Instructions to follow
For the entries below, how many lines include the word "After"? Give the figure and nothing more.
★ ★ ★
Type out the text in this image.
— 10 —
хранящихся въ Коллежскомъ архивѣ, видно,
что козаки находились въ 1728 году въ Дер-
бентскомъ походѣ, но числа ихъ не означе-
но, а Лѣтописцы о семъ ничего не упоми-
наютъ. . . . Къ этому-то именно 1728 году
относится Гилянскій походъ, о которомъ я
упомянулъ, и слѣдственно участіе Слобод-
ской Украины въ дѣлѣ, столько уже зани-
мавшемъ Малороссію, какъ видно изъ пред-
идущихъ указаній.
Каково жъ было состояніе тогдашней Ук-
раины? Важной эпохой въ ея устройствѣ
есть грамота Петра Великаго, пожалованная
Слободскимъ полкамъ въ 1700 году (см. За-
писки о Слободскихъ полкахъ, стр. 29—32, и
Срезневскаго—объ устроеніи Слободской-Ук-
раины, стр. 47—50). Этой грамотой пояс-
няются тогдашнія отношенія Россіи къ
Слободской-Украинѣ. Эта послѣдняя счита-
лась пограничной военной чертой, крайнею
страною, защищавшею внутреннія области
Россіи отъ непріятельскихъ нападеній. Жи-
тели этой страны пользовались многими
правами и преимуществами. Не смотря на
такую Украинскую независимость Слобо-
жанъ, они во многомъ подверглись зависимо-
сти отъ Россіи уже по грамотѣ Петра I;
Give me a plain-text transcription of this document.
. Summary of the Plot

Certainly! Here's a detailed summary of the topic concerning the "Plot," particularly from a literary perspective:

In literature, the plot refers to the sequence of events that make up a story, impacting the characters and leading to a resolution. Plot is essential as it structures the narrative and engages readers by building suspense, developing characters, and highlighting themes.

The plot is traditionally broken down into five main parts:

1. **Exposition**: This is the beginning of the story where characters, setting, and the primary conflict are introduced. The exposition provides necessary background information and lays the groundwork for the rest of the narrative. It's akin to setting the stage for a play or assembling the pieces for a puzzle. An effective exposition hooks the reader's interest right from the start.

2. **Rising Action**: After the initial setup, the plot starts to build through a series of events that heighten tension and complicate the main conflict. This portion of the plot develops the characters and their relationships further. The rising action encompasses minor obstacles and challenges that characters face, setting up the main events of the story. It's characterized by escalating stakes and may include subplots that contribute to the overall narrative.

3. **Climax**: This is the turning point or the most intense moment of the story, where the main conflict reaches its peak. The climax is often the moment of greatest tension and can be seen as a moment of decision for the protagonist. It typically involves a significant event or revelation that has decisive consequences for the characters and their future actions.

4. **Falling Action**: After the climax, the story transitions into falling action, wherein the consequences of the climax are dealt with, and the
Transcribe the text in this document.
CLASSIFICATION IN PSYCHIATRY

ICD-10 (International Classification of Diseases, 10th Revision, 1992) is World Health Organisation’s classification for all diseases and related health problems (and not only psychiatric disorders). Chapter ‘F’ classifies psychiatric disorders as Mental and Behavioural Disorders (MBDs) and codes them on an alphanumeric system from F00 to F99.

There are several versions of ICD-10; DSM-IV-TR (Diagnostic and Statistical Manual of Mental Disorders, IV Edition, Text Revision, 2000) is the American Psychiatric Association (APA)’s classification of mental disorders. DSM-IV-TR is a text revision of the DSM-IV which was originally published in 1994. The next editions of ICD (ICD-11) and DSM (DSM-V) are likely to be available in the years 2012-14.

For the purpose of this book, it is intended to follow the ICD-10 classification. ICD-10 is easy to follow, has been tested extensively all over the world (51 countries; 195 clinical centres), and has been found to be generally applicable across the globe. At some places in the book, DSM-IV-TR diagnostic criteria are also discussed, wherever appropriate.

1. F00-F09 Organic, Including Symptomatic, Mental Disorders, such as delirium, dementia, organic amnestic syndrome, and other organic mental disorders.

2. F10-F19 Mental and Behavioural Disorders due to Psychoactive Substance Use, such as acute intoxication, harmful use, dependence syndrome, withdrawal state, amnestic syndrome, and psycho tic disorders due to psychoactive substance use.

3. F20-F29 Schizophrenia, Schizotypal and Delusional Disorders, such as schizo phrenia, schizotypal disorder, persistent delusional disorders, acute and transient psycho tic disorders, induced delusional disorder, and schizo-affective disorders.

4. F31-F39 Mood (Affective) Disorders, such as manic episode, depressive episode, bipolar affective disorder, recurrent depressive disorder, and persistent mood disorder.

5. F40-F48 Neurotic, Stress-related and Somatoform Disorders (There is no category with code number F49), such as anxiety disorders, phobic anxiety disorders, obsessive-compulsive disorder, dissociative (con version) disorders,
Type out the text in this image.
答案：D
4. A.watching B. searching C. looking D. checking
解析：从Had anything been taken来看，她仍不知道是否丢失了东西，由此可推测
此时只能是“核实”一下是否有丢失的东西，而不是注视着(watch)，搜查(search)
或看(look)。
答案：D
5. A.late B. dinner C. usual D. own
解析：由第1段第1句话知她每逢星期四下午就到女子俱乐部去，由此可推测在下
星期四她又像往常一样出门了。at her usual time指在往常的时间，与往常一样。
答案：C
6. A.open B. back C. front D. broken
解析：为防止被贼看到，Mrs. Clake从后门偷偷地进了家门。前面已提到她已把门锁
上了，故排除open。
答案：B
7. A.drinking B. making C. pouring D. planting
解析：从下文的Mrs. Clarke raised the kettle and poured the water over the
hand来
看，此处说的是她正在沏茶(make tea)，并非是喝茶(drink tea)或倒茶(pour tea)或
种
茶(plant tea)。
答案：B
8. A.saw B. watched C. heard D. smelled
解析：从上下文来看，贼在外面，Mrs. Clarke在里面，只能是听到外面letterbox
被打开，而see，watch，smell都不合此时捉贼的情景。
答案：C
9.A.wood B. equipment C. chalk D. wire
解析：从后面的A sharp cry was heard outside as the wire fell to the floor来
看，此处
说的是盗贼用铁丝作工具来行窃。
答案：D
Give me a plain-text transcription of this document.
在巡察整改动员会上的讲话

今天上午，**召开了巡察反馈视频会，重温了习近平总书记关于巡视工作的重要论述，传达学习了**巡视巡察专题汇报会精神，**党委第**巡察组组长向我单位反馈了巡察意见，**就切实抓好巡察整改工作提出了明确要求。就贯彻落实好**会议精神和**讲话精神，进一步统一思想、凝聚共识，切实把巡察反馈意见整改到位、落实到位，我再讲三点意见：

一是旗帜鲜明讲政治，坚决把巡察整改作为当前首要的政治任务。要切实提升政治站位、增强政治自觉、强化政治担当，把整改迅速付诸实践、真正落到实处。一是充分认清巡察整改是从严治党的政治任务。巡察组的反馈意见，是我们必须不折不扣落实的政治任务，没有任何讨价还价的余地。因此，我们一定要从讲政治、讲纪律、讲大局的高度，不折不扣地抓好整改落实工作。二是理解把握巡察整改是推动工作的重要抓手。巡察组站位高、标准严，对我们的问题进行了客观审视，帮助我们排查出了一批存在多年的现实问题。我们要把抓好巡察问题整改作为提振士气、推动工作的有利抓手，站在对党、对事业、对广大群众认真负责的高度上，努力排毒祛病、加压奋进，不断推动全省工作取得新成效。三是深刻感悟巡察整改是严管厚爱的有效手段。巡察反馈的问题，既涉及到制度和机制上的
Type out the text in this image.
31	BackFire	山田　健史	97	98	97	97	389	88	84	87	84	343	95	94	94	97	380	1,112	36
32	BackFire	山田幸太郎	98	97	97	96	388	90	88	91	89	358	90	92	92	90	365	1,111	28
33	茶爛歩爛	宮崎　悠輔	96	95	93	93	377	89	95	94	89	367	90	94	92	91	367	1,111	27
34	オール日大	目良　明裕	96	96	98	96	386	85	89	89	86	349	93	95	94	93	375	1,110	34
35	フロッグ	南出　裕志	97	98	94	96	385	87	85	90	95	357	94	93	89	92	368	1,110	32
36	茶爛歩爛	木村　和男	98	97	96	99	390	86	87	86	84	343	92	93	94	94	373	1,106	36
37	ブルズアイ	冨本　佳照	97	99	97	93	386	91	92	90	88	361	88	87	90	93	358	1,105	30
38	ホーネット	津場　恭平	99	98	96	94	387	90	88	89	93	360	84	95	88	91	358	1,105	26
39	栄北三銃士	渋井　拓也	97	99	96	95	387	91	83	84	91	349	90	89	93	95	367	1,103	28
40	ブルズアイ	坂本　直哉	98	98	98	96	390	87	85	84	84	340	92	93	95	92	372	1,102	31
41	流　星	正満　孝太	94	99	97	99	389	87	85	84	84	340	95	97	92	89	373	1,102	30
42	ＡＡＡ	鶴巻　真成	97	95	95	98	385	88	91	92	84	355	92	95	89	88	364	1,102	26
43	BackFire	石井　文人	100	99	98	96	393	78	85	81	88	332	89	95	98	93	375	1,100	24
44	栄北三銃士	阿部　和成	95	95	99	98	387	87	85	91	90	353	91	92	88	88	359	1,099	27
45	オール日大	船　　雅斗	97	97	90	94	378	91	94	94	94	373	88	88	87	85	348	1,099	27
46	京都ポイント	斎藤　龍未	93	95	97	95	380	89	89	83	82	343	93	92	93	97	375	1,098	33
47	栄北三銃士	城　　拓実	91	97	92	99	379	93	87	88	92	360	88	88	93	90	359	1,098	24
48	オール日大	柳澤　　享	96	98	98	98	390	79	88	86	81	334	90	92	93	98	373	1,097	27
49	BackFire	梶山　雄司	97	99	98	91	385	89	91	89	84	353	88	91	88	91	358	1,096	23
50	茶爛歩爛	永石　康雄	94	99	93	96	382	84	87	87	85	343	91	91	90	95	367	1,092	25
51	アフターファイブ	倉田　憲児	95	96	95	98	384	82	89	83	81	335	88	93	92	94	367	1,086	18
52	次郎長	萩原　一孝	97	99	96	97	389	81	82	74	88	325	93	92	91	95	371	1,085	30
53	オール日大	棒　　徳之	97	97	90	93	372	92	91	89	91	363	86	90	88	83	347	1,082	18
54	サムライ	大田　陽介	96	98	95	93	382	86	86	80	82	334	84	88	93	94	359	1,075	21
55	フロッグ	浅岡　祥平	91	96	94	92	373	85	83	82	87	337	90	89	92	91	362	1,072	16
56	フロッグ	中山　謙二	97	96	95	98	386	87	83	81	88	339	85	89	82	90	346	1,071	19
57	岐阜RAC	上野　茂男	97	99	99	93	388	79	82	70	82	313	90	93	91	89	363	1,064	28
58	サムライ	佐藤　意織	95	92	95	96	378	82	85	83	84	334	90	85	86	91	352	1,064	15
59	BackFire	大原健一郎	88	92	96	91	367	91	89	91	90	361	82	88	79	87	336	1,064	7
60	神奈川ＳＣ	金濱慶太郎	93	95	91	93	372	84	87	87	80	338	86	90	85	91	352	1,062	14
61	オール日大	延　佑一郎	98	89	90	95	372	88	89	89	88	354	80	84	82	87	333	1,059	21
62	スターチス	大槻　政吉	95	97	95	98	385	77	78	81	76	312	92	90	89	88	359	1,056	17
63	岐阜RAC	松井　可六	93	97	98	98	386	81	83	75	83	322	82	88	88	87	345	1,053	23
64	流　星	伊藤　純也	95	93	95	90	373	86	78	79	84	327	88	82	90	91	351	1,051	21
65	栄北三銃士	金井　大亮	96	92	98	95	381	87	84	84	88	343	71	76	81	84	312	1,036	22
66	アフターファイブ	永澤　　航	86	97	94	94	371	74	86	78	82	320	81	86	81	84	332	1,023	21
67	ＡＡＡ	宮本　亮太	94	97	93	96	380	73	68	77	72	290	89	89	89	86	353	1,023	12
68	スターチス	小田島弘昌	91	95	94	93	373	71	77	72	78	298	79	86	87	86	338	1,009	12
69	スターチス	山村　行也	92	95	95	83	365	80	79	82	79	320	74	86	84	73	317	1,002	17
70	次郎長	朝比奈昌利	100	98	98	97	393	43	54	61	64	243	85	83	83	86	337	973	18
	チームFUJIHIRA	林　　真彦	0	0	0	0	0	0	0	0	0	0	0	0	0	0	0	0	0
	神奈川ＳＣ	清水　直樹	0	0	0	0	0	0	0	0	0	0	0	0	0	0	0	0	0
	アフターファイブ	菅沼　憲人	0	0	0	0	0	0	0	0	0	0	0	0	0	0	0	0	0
★ ★ ★
Solution below
2